§ EXERCISE OBJECTIVE
Copy the records word for word, starting at the first line and ending at the line that contains "field-green-inner-right-dark xyxy=(536,392,576,450)".

==========

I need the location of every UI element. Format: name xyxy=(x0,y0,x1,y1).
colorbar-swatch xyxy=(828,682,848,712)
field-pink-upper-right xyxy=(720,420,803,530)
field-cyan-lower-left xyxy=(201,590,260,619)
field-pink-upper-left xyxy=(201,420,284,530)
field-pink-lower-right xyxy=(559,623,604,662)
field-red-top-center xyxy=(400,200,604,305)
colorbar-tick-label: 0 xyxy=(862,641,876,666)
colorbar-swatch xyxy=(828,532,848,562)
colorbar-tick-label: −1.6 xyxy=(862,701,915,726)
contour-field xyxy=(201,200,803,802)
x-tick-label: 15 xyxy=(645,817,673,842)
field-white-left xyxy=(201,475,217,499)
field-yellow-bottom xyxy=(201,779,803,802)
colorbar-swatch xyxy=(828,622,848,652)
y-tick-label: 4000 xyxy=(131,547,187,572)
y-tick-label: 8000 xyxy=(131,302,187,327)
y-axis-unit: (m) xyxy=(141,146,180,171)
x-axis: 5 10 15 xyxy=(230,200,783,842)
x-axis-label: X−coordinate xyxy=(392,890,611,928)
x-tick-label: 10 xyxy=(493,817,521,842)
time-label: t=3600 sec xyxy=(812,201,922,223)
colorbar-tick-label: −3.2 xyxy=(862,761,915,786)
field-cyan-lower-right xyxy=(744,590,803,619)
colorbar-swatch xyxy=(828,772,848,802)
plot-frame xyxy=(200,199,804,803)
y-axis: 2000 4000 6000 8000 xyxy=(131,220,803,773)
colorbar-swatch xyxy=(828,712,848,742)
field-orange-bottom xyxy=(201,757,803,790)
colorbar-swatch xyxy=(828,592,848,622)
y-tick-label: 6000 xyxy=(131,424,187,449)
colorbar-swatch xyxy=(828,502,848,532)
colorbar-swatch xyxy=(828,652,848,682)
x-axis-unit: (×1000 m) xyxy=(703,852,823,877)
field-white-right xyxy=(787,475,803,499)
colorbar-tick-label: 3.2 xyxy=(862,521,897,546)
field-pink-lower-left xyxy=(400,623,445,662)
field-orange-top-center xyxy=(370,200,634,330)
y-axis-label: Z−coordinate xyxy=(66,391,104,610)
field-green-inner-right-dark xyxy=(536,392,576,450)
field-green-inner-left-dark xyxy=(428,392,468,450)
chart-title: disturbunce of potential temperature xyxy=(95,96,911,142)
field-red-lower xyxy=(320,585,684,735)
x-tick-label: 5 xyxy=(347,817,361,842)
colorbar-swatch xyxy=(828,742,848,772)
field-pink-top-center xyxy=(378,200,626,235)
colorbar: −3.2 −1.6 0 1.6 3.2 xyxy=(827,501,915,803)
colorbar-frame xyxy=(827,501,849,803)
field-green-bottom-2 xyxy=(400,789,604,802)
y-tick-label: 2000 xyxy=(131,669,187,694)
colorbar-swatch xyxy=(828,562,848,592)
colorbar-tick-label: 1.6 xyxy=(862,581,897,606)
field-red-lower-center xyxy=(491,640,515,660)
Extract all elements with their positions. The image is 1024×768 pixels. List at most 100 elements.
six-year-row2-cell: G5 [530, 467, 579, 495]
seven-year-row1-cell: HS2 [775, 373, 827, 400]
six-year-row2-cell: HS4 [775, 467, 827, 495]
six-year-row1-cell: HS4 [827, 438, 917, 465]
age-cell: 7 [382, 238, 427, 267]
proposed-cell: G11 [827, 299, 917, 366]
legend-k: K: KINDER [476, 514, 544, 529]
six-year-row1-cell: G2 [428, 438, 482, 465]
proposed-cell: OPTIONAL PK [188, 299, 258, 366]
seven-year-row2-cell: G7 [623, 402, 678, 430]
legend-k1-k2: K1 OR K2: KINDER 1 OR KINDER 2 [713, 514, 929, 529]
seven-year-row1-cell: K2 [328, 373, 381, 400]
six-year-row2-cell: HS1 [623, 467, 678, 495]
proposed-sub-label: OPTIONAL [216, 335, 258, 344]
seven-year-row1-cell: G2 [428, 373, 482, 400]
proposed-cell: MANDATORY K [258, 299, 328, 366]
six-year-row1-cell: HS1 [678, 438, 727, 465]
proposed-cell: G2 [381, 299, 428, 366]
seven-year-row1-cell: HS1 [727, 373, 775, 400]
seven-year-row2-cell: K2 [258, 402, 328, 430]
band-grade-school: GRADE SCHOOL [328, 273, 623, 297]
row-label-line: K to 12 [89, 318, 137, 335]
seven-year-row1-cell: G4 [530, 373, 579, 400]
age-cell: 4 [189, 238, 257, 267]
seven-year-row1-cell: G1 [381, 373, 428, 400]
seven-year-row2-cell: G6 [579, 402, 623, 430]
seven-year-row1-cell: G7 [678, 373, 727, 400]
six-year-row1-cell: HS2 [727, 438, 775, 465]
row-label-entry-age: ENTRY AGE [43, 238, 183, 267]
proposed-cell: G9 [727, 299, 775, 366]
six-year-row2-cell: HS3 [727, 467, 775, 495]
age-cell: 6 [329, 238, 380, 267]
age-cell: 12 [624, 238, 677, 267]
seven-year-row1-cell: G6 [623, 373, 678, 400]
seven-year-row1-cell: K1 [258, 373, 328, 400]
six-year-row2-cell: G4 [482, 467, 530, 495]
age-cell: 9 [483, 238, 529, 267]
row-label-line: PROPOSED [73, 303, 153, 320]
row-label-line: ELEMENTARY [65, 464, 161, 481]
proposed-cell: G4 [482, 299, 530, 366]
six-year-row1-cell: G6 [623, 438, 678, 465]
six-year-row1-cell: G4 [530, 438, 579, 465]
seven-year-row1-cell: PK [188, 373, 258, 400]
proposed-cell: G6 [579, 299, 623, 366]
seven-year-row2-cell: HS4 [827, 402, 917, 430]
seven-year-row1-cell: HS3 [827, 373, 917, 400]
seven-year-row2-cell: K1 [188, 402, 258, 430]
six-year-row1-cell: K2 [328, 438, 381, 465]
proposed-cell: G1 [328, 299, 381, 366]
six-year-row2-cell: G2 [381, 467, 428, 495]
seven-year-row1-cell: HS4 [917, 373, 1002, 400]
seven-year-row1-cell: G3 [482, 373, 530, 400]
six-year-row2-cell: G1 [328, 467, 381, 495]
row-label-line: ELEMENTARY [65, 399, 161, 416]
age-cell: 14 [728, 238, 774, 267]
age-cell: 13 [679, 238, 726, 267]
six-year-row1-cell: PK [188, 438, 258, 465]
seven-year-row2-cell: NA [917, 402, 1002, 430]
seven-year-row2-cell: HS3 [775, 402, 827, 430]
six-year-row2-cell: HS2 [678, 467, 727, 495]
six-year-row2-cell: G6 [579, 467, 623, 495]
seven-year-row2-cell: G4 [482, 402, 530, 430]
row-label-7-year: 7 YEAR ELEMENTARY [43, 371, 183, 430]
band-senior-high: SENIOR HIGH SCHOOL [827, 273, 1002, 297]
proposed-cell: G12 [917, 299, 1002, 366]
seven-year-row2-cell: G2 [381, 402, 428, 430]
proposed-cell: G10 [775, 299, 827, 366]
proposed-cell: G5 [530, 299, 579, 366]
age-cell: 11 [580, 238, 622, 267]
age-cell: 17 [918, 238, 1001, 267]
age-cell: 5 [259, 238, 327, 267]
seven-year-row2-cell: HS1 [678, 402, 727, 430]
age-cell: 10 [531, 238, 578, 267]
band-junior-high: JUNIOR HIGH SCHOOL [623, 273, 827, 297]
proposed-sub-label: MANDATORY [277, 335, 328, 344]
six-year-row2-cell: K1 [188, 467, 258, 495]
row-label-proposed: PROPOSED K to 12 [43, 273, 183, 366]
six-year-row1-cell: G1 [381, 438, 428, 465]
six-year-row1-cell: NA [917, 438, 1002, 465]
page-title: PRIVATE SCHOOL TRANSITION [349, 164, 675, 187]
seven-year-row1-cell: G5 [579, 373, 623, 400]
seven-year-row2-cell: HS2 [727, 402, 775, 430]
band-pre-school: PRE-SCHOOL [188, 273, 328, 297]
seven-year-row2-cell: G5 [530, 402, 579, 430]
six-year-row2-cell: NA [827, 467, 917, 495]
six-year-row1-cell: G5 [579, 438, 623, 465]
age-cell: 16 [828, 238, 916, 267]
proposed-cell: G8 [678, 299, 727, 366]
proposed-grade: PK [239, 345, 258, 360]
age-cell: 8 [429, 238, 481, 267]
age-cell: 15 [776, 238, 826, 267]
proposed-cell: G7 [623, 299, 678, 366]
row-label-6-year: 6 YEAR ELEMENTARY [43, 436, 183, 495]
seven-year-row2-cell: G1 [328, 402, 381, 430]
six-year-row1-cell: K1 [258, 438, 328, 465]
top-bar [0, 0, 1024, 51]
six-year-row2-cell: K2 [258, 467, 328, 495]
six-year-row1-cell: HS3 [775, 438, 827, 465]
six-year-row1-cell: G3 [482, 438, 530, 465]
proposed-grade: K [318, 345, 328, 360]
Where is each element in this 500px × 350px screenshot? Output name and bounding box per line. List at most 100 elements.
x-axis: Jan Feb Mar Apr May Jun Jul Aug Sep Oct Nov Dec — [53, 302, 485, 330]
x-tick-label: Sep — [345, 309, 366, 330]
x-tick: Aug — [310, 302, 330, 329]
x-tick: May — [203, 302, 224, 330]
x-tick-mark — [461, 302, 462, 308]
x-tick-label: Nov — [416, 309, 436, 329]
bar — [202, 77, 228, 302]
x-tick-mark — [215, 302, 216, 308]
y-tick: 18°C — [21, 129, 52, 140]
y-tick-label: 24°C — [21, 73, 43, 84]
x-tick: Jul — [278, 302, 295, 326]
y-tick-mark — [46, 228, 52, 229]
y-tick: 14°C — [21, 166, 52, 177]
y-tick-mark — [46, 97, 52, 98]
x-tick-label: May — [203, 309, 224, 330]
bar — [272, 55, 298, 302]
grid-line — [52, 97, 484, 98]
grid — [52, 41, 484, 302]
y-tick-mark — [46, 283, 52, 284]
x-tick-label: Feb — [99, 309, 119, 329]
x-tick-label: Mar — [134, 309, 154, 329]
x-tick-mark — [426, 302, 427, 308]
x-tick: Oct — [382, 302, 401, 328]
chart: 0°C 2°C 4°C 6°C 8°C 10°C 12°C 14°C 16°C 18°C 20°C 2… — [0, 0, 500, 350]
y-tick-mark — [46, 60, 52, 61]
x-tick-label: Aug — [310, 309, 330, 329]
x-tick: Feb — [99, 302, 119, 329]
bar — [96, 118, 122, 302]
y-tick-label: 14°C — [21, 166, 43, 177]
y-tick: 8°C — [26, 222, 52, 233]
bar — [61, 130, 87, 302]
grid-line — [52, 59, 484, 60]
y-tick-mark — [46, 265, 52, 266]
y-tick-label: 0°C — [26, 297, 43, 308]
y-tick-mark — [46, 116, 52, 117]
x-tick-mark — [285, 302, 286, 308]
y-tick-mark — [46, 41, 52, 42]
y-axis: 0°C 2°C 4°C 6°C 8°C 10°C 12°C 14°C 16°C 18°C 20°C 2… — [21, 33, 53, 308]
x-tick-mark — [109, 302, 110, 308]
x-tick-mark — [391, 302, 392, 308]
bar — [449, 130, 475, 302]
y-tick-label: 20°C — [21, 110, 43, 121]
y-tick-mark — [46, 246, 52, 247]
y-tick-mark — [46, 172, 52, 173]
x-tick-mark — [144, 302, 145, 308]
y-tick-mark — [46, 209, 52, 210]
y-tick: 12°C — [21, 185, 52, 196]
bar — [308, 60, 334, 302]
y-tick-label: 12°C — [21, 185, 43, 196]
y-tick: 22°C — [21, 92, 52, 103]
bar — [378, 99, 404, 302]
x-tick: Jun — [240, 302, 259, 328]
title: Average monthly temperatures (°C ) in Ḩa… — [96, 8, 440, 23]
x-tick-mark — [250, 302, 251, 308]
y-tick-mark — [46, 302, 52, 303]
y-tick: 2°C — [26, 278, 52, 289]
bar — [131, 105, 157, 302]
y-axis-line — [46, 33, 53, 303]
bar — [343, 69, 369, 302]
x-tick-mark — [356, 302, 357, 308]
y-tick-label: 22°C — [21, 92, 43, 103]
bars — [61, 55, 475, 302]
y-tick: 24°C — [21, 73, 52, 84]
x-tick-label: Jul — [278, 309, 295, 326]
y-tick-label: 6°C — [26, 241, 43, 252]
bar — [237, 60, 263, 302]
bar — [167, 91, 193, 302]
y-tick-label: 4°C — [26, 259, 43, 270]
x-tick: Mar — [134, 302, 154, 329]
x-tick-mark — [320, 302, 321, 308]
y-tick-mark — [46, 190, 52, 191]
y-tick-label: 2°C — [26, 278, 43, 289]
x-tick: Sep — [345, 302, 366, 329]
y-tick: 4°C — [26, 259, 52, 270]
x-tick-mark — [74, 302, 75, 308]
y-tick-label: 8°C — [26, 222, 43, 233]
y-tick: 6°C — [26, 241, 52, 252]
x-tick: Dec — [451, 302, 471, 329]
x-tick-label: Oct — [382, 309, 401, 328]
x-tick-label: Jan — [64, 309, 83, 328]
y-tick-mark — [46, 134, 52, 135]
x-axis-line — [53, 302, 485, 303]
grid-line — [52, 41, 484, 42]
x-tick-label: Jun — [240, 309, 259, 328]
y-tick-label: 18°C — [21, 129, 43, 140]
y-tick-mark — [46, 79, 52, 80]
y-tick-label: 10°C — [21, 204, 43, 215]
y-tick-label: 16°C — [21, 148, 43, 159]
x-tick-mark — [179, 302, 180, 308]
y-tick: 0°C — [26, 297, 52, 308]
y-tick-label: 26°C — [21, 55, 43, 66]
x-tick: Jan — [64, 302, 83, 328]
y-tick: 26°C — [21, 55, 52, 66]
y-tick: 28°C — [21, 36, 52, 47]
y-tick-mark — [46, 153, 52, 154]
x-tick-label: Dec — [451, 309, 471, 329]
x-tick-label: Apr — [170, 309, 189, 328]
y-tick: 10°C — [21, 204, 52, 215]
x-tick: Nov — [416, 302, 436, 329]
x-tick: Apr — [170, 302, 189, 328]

==========

§ OUTPUT FOR THIS EXERCISE
I need the location of every UI element. Format: name xyxy=(x0,y0,x1,y1).
colorbar-swatch xyxy=(828,682,848,712)
field-pink-upper-right xyxy=(720,420,803,530)
field-cyan-lower-left xyxy=(201,590,260,619)
field-pink-upper-left xyxy=(201,420,284,530)
field-pink-lower-right xyxy=(559,623,604,662)
field-red-top-center xyxy=(400,200,604,305)
colorbar-tick-label: 0 xyxy=(862,641,876,666)
colorbar-swatch xyxy=(828,532,848,562)
colorbar-tick-label: −1.6 xyxy=(862,701,915,726)
contour-field xyxy=(201,200,803,802)
x-tick-label: 15 xyxy=(645,817,673,842)
field-white-left xyxy=(201,475,217,499)
field-yellow-bottom xyxy=(201,779,803,802)
colorbar-swatch xyxy=(828,622,848,652)
y-tick-label: 4000 xyxy=(131,547,187,572)
y-tick-label: 8000 xyxy=(131,302,187,327)
y-axis-unit: (m) xyxy=(141,146,180,171)
x-axis: 5 10 15 xyxy=(230,200,783,842)
x-axis-label: X−coordinate xyxy=(392,890,611,928)
x-tick-label: 10 xyxy=(493,817,521,842)
time-label: t=3600 sec xyxy=(812,201,922,223)
colorbar-tick-label: −3.2 xyxy=(862,761,915,786)
field-cyan-lower-right xyxy=(744,590,803,619)
colorbar-swatch xyxy=(828,772,848,802)
plot-frame xyxy=(200,199,804,803)
y-axis: 2000 4000 6000 8000 xyxy=(131,220,803,773)
colorbar-swatch xyxy=(828,712,848,742)
field-orange-bottom xyxy=(201,757,803,790)
colorbar-swatch xyxy=(828,592,848,622)
y-tick-label: 6000 xyxy=(131,424,187,449)
colorbar-swatch xyxy=(828,502,848,532)
colorbar-swatch xyxy=(828,652,848,682)
x-axis-unit: (×1000 m) xyxy=(703,852,823,877)
field-white-right xyxy=(787,475,803,499)
colorbar-tick-label: 3.2 xyxy=(862,521,897,546)
field-pink-lower-left xyxy=(400,623,445,662)
field-orange-top-center xyxy=(370,200,634,330)
y-axis-label: Z−coordinate xyxy=(66,391,104,610)
field-green-inner-right-dark xyxy=(536,392,576,450)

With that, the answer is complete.